*AIM OF THE EXERCISE*
Provide the records once more, identical to the original.

*SUPPLIED DATA*
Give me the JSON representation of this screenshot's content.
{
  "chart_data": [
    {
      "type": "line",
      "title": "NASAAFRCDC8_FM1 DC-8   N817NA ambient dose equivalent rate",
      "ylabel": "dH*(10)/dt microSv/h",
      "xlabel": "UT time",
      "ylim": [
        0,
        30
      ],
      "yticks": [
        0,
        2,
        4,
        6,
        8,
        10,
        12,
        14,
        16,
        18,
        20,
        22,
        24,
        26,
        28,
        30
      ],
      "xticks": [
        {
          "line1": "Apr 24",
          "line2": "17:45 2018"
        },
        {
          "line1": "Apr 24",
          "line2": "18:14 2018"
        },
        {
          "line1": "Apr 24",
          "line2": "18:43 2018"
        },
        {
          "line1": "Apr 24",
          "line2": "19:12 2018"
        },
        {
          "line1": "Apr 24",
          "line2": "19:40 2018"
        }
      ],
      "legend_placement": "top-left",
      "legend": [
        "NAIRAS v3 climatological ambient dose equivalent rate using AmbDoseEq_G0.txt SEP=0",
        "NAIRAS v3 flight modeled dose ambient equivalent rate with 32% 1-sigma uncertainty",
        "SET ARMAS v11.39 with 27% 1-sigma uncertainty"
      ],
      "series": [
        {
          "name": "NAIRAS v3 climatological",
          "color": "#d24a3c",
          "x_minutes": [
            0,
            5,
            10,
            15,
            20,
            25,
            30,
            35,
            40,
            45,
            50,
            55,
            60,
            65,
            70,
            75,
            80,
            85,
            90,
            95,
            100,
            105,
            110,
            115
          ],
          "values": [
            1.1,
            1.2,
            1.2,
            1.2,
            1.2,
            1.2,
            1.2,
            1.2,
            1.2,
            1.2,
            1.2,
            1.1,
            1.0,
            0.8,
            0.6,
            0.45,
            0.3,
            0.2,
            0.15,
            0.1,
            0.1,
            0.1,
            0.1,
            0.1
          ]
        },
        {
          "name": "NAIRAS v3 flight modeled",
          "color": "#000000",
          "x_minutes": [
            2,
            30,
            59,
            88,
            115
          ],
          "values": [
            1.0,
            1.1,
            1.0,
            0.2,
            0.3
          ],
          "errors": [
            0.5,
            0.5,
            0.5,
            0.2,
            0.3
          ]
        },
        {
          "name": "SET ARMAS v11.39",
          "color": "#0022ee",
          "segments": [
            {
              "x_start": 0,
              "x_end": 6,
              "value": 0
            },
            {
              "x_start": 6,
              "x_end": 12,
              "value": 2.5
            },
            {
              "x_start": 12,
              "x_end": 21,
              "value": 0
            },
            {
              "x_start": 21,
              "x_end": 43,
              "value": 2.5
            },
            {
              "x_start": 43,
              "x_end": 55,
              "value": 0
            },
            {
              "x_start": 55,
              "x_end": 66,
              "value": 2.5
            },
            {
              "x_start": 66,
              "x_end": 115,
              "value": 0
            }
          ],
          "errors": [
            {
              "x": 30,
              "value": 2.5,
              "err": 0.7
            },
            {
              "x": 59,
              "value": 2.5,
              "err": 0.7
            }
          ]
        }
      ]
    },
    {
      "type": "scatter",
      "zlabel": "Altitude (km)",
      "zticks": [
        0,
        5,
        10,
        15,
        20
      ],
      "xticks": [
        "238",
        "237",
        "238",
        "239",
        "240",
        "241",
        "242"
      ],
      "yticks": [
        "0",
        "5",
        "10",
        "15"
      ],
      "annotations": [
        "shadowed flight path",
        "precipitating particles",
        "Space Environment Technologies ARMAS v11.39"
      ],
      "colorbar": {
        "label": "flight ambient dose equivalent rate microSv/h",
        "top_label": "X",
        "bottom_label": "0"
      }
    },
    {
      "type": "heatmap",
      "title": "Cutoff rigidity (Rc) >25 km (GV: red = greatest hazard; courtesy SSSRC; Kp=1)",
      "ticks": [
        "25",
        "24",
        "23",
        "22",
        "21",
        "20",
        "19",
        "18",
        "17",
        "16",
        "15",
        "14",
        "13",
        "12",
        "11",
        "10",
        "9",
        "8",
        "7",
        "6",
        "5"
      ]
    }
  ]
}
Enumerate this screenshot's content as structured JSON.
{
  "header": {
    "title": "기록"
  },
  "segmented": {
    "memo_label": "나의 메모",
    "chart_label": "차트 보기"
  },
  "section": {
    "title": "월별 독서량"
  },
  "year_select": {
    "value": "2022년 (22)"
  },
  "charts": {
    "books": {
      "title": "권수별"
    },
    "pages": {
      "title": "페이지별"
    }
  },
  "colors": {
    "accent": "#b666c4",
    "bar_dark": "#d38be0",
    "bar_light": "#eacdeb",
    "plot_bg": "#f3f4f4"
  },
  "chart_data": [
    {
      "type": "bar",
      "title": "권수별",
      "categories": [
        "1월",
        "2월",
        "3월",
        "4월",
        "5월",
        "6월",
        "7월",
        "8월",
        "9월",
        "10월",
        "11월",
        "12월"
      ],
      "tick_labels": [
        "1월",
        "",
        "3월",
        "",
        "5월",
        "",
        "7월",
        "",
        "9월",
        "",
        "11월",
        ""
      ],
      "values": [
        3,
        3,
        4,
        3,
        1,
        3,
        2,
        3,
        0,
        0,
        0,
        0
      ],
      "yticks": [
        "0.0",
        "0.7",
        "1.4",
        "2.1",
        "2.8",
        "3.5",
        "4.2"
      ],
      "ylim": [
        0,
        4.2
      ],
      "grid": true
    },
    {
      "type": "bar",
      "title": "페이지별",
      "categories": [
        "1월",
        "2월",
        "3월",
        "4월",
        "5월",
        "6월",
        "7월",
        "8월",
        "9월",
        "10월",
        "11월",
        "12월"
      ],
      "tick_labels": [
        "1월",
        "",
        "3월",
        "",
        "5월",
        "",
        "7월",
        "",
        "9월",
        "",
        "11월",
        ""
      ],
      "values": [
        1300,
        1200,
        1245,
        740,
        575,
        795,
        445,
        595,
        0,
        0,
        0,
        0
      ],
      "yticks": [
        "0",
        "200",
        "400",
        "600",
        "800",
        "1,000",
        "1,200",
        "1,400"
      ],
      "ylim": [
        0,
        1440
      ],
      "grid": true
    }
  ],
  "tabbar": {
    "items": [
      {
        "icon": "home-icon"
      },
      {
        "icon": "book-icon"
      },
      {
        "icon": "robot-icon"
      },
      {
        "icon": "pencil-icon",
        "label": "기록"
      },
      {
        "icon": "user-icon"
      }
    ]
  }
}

*RESPONSE TO THIS EXERCISE*
Give me the JSON representation of this screenshot's content.
{
  "chart_data": [
    {
      "type": "line",
      "title": "NASAAFRCDC8_FM1 DC-8   N817NA ambient dose equivalent rate",
      "ylabel": "dH*(10)/dt microSv/h",
      "xlabel": "UT time",
      "ylim": [
        0,
        30
      ],
      "yticks": [
        0,
        2,
        4,
        6,
        8,
        10,
        12,
        14,
        16,
        18,
        20,
        22,
        24,
        26,
        28,
        30
      ],
      "xticks": [
        {
          "line1": "Apr 24",
          "line2": "17:45 2018"
        },
        {
          "line1": "Apr 24",
          "line2": "18:14 2018"
        },
        {
          "line1": "Apr 24",
          "line2": "18:43 2018"
        },
        {
          "line1": "Apr 24",
          "line2": "19:12 2018"
        },
        {
          "line1": "Apr 24",
          "line2": "19:40 2018"
        }
      ],
      "legend_placement": "top-left",
      "legend": [
        "NAIRAS v3 climatological ambient dose equivalent rate using AmbDoseEq_G0.txt SEP=0",
        "NAIRAS v3 flight modeled dose ambient equivalent rate with 32% 1-sigma uncertainty",
        "SET ARMAS v11.39 with 27% 1-sigma uncertainty"
      ],
      "series": [
        {
          "name": "NAIRAS v3 climatological",
          "color": "#d24a3c",
          "x_minutes": [
            0,
            5,
            10,
            15,
            20,
            25,
            30,
            35,
            40,
            45,
            50,
            55,
            60,
            65,
            70,
            75,
            80,
            85,
            90,
            95,
            100,
            105,
            110,
            115
          ],
          "values": [
            1.1,
            1.2,
            1.2,
            1.2,
            1.2,
            1.2,
            1.2,
            1.2,
            1.2,
            1.2,
            1.2,
            1.1,
            1.0,
            0.8,
            0.6,
            0.45,
            0.3,
            0.2,
            0.15,
            0.1,
            0.1,
            0.1,
            0.1,
            0.1
          ]
        },
        {
          "name": "NAIRAS v3 flight modeled",
          "color": "#000000",
          "x_minutes": [
            2,
            30,
            59,
            88,
            115
          ],
          "values": [
            1.0,
            1.1,
            1.0,
            0.2,
            0.3
          ],
          "errors": [
            0.5,
            0.5,
            0.5,
            0.2,
            0.3
          ]
        },
        {
          "name": "SET ARMAS v11.39",
          "color": "#0022ee",
          "segments": [
            {
              "x_start": 0,
              "x_end": 6,
              "value": 0
            },
            {
              "x_start": 6,
              "x_end": 12,
              "value": 2.5
            },
            {
              "x_start": 12,
              "x_end": 21,
              "value": 0
            },
            {
              "x_start": 21,
              "x_end": 43,
              "value": 2.5
            },
            {
              "x_start": 43,
              "x_end": 55,
              "value": 0
            },
            {
              "x_start": 55,
              "x_end": 66,
              "value": 2.5
            },
            {
              "x_start": 66,
              "x_end": 115,
              "value": 0
            }
          ],
          "errors": [
            {
              "x": 30,
              "value": 2.5,
              "err": 0.7
            },
            {
              "x": 59,
              "value": 2.5,
              "err": 0.7
            }
          ]
        }
      ]
    },
    {
      "type": "scatter",
      "zlabel": "Altitude (km)",
      "zticks": [
        0,
        5,
        10,
        15,
        20
      ],
      "xticks": [
        "238",
        "237",
        "238",
        "239",
        "240",
        "241",
        "242"
      ],
      "yticks": [
        "0",
        "5",
        "10",
        "15"
      ],
      "annotations": [
        "shadowed flight path",
        "precipitating particles",
        "Space Environment Technologies ARMAS v11.39"
      ],
      "colorbar": {
        "label": "flight ambient dose equivalent rate microSv/h",
        "top_label": "X",
        "bottom_label": "0"
      }
    },
    {
      "type": "heatmap",
      "title": "Cutoff rigidity (Rc) >25 km (GV: red = greatest hazard; courtesy SSSRC; Kp=1)",
      "ticks": [
        "25",
        "24",
        "23",
        "22",
        "21",
        "20",
        "19",
        "18",
        "17",
        "16",
        "15",
        "14",
        "13",
        "12",
        "11",
        "10",
        "9",
        "8",
        "7",
        "6",
        "5"
      ]
    }
  ]
}
Enumerate this screenshot's content as structured JSON.
{
  "header": {
    "title": "기록"
  },
  "segmented": {
    "memo_label": "나의 메모",
    "chart_label": "차트 보기"
  },
  "section": {
    "title": "월별 독서량"
  },
  "year_select": {
    "value": "2022년 (22)"
  },
  "charts": {
    "books": {
      "title": "권수별"
    },
    "pages": {
      "title": "페이지별"
    }
  },
  "colors": {
    "accent": "#b666c4",
    "bar_dark": "#d38be0",
    "bar_light": "#eacdeb",
    "plot_bg": "#f3f4f4"
  },
  "chart_data": [
    {
      "type": "bar",
      "title": "권수별",
      "categories": [
        "1월",
        "2월",
        "3월",
        "4월",
        "5월",
        "6월",
        "7월",
        "8월",
        "9월",
        "10월",
        "11월",
        "12월"
      ],
      "tick_labels": [
        "1월",
        "",
        "3월",
        "",
        "5월",
        "",
        "7월",
        "",
        "9월",
        "",
        "11월",
        ""
      ],
      "values": [
        3,
        3,
        4,
        3,
        1,
        3,
        2,
        3,
        0,
        0,
        0,
        0
      ],
      "yticks": [
        "0.0",
        "0.7",
        "1.4",
        "2.1",
        "2.8",
        "3.5",
        "4.2"
      ],
      "ylim": [
        0,
        4.2
      ],
      "grid": true
    },
    {
      "type": "bar",
      "title": "페이지별",
      "categories": [
        "1월",
        "2월",
        "3월",
        "4월",
        "5월",
        "6월",
        "7월",
        "8월",
        "9월",
        "10월",
        "11월",
        "12월"
      ],
      "tick_labels": [
        "1월",
        "",
        "3월",
        "",
        "5월",
        "",
        "7월",
        "",
        "9월",
        "",
        "11월",
        ""
      ],
      "values": [
        1300,
        1200,
        1245,
        740,
        575,
        795,
        445,
        595,
        0,
        0,
        0,
        0
      ],
      "yticks": [
        "0",
        "200",
        "400",
        "600",
        "800",
        "1,000",
        "1,200",
        "1,400"
      ],
      "ylim": [
        0,
        1440
      ],
      "grid": true
    }
  ],
  "tabbar": {
    "items": [
      {
        "icon": "home-icon"
      },
      {
        "icon": "book-icon"
      },
      {
        "icon": "robot-icon"
      },
      {
        "icon": "pencil-icon",
        "label": "기록"
      },
      {
        "icon": "user-icon"
      }
    ]
  }
}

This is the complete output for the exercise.